Requirement 1:
Answer these questions about the Jualin (Coeur-Alaska) entry.
(a) Which gangue minerals does the entry list?
(b) What latitude does it give for the site?
(c) About how long is the northwest-trending belt along which Coeur-Alaska consolidated its holdings?

Selected excerpt:

★ ★ ★ ★ ★

Jualin (Coeur-Alaska)

Mines, Active

Commodities and mineralogy

Main commodities Ag; Au; Te
Other commodities Cu; Fe; Mo; Pb; Zn
Ore minerals chalcopyrite; friedrichite-aikinite; galena; gold; hessite; molybdenite; pavonite; petzite; pyrite; rucklidgeite; sphalerite; sylvanite
Gangue minerals calcite; dolomite; quartz

Geographic location

Quadrangle map, 1:250,000-scale JU
Quadrangle map, 1:63,360-scale D-4
Latitude 58.8389
Longitude -135.0446
Nearby scientific data Find additional scientific data near this location
Location and accuracy This site represents the consolidation by Coeur-Alaska of more than 10 mines and prospects, 25 patented claims, and 483 unpatented claims along a northwest-trending belt about 2 miles long that extends from the head of Berners Bay along Johnson Creek. By 2008, Coeur-Alaska had done considerable new underground exploration along this belt, discovered new veins, and connected many of the old workings. The work is far advanced and Coeur-Alaska plans to mine the deposit as a single entity. This site is referred to as the Jualin deposit/property, which is part of Coeur-Alaska's 'Kensington Project' which also includes the Kensington deposit/property (JU261) to the northwest, which is described separately. The coordinates are near the center of the Coeur-Jualin deposit. The Coeur-Jualin deposit now covers the old Jualin mine (JU 044) and several other mines and prospects (JU040, JU041, and JU045 to JU052); however, these are still described individually in ARDF for their pre-Coeur-Alaska geologic and historical data. This site is located 0.5 mile east-northeast from the center of section 15, T. 35 S., R. 62 E., of the Copper River Meridian. The location is accurate, though degree of accuracy not reported.

★ ★ ★ ★ ★

Items from a dataset:
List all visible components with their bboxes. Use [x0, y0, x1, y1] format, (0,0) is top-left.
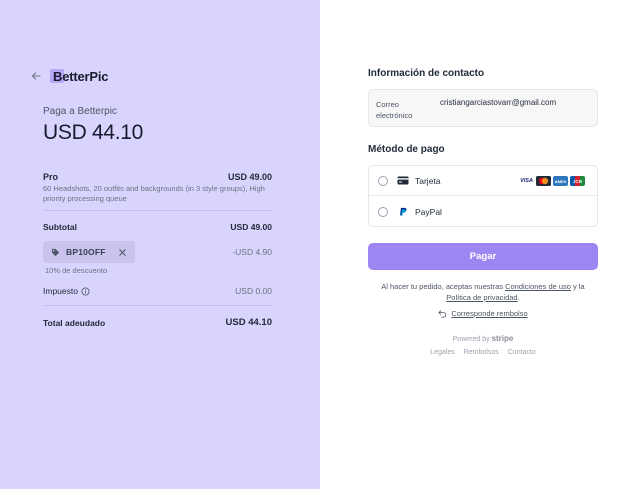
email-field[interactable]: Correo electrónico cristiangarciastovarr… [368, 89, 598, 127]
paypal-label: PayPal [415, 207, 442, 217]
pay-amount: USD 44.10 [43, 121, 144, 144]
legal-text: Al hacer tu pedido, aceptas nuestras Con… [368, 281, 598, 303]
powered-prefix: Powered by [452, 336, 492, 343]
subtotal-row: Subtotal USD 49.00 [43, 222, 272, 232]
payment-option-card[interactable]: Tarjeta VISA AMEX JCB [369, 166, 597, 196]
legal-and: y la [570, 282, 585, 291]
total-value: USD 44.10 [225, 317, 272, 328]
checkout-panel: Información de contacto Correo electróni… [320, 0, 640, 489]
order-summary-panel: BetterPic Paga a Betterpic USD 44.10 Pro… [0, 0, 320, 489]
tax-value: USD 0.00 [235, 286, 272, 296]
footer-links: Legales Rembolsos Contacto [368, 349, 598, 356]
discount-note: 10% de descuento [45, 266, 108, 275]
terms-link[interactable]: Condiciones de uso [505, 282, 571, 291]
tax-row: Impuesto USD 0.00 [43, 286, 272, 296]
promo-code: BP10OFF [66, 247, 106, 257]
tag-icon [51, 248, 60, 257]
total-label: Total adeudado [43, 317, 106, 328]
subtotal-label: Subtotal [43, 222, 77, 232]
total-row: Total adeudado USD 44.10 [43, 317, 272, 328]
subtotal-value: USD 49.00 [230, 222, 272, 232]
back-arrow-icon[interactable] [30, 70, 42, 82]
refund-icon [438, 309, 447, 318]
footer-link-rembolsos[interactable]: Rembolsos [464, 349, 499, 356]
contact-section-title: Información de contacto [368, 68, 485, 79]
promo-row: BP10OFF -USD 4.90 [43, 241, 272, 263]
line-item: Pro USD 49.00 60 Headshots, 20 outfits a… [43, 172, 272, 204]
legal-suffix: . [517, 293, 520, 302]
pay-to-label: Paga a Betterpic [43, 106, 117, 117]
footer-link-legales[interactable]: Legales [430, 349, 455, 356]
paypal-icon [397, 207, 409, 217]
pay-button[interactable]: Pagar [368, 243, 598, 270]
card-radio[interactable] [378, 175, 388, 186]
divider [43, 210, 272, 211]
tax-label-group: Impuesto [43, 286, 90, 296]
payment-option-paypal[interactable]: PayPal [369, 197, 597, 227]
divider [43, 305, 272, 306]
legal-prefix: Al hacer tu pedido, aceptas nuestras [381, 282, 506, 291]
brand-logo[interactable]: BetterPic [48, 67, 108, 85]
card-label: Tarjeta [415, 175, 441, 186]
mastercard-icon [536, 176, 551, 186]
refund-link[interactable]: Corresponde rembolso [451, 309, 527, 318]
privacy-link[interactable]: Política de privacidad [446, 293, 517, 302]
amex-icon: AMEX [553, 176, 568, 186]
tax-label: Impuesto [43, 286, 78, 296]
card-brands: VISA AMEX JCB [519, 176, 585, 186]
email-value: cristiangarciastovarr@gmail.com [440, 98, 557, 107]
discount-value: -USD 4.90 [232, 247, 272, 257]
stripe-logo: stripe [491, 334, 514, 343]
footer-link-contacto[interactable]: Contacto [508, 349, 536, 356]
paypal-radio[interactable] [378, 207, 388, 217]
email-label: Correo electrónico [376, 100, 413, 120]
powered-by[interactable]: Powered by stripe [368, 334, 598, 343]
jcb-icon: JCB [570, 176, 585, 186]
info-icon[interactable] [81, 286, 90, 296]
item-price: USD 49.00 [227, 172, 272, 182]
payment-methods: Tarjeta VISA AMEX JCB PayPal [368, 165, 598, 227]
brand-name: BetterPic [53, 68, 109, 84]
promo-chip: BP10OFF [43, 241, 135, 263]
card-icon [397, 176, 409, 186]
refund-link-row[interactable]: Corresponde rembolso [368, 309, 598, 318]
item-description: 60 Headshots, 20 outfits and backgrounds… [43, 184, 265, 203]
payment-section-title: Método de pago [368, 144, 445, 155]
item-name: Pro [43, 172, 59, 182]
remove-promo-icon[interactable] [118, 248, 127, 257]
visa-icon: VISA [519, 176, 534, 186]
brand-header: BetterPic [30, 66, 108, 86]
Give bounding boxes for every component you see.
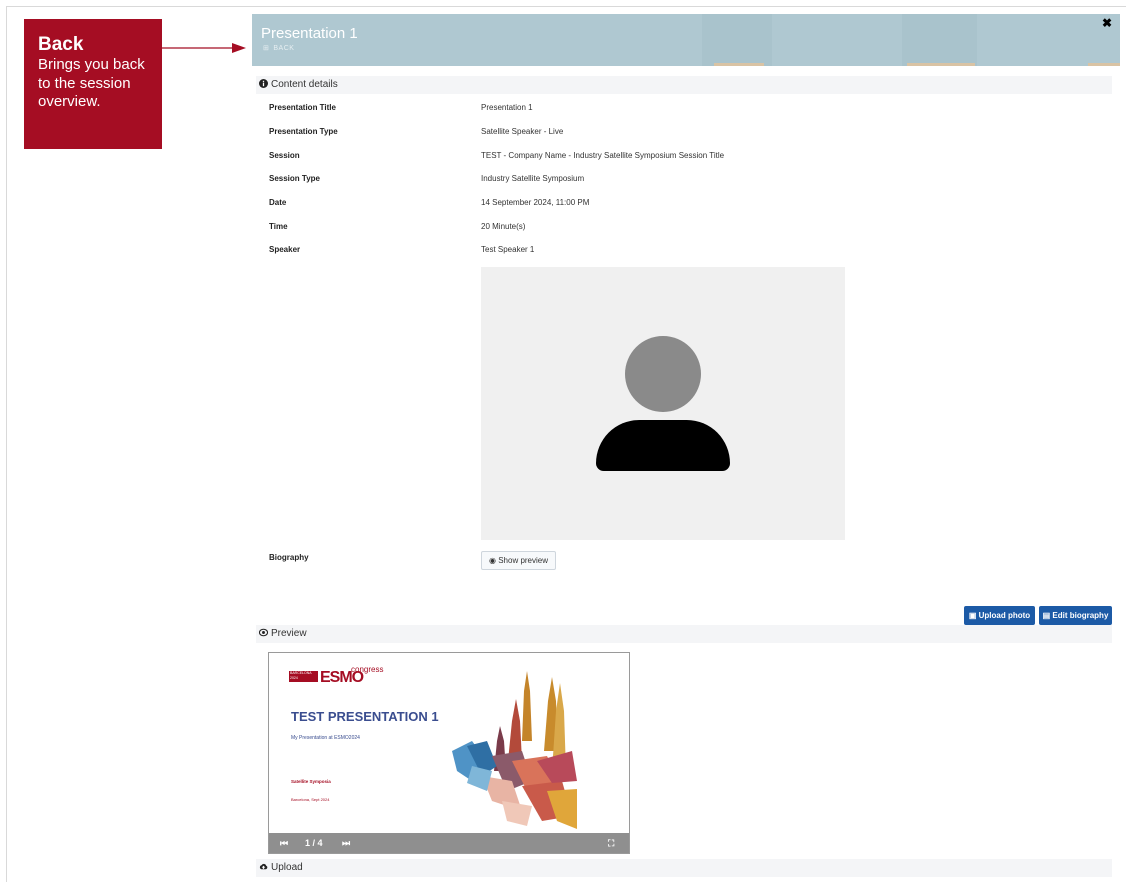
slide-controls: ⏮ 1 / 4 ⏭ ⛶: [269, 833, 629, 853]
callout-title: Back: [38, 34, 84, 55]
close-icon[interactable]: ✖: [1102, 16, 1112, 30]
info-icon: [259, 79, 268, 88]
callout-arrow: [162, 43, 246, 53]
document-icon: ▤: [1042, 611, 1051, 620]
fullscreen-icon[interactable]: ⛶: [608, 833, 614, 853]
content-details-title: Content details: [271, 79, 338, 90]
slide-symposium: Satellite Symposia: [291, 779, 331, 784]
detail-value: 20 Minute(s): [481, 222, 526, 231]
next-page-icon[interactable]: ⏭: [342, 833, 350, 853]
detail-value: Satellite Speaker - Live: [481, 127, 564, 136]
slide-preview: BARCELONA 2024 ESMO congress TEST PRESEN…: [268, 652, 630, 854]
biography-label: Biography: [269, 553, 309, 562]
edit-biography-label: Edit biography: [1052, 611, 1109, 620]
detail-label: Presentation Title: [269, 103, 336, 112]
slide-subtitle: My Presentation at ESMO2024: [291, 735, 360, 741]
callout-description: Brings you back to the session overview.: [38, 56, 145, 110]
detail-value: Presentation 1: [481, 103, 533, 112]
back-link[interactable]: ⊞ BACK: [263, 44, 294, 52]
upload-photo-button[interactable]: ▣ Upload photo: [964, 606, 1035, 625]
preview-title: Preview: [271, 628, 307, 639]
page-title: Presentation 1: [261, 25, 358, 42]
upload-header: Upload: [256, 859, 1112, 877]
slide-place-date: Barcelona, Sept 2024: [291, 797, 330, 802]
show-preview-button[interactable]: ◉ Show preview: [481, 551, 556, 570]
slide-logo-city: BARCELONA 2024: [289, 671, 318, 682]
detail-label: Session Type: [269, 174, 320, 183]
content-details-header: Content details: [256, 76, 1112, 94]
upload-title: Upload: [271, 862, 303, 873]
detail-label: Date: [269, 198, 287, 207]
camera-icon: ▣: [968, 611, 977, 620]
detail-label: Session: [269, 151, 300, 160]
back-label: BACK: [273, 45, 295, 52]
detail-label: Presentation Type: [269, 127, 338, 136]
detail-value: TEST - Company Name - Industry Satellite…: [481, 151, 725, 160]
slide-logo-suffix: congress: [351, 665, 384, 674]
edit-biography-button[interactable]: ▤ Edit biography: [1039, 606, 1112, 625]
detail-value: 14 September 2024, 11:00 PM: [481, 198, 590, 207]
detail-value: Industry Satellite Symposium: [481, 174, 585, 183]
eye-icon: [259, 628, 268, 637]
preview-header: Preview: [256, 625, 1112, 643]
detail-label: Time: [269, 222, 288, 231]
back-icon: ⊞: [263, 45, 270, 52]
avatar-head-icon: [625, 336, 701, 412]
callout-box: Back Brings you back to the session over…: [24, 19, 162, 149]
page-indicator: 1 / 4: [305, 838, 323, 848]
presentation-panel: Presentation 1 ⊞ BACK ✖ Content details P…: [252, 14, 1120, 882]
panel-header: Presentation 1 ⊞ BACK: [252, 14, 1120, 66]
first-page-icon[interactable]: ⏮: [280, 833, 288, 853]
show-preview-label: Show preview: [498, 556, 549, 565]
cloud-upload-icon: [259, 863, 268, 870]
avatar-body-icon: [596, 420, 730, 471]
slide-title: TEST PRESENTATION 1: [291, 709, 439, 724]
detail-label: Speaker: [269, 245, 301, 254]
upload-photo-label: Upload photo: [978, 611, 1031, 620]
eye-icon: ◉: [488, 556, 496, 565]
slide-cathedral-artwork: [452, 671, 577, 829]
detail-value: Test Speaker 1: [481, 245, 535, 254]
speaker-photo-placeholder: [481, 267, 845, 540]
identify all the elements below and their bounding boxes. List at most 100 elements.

★ ★ ★ ★ ★

Requirement 2: Quote the lines of the records, starting at the line that has "email-field[interactable]: Correo electrónico" and ending after the line that has "brand-logo[interactable]: BetterPic [48, 67, 108, 85]".

Correct output 1:
(a) Calcite, dolomite, and quartz.
(b) 58.8389.
(c) About 2 miles.

Correct output 2:
email-field[interactable]: Correo electrónico cristiangarciastovarr… [368, 89, 598, 127]
paypal-label: PayPal [415, 207, 442, 217]
pay-amount: USD 44.10 [43, 121, 144, 144]
legal-text: Al hacer tu pedido, aceptas nuestras Con… [368, 281, 598, 303]
powered-prefix: Powered by [452, 336, 492, 343]
subtotal-row: Subtotal USD 49.00 [43, 222, 272, 232]
payment-option-card[interactable]: Tarjeta VISA AMEX JCB [369, 166, 597, 196]
legal-and: y la [570, 282, 585, 291]
total-value: USD 44.10 [225, 317, 272, 328]
checkout-panel: Información de contacto Correo electróni… [320, 0, 640, 489]
order-summary-panel: BetterPic Paga a Betterpic USD 44.10 Pro… [0, 0, 320, 489]
tax-value: USD 0.00 [235, 286, 272, 296]
footer-links: Legales Rembolsos Contacto [368, 349, 598, 356]
discount-note: 10% de descuento [45, 266, 108, 275]
terms-link[interactable]: Condiciones de uso [505, 282, 571, 291]
tax-row: Impuesto USD 0.00 [43, 286, 272, 296]
promo-code: BP10OFF [66, 247, 106, 257]
tag-icon [51, 248, 60, 257]
total-label: Total adeudado [43, 317, 106, 328]
subtotal-label: Subtotal [43, 222, 77, 232]
total-row: Total adeudado USD 44.10 [43, 317, 272, 328]
subtotal-value: USD 49.00 [230, 222, 272, 232]
back-arrow-icon[interactable] [30, 70, 42, 82]
refund-icon [438, 309, 447, 318]
footer-link-rembolsos[interactable]: Rembolsos [464, 349, 499, 356]
contact-section-title: Información de contacto [368, 68, 485, 79]
promo-row: BP10OFF -USD 4.90 [43, 241, 272, 263]
line-item: Pro USD 49.00 60 Headshots, 20 outfits a… [43, 172, 272, 204]
legal-suffix: . [517, 293, 520, 302]
pay-to-label: Paga a Betterpic [43, 106, 117, 117]
footer-link-legales[interactable]: Legales [430, 349, 455, 356]
paypal-icon [397, 207, 409, 217]
pay-button[interactable]: Pagar [368, 243, 598, 270]
card-radio[interactable] [378, 175, 388, 186]
divider [43, 210, 272, 211]
tax-label-group: Impuesto [43, 286, 90, 296]
payment-option-paypal[interactable]: PayPal [369, 197, 597, 227]
divider [43, 305, 272, 306]
legal-prefix: Al hacer tu pedido, aceptas nuestras [381, 282, 506, 291]
brand-logo[interactable]: BetterPic [48, 67, 108, 85]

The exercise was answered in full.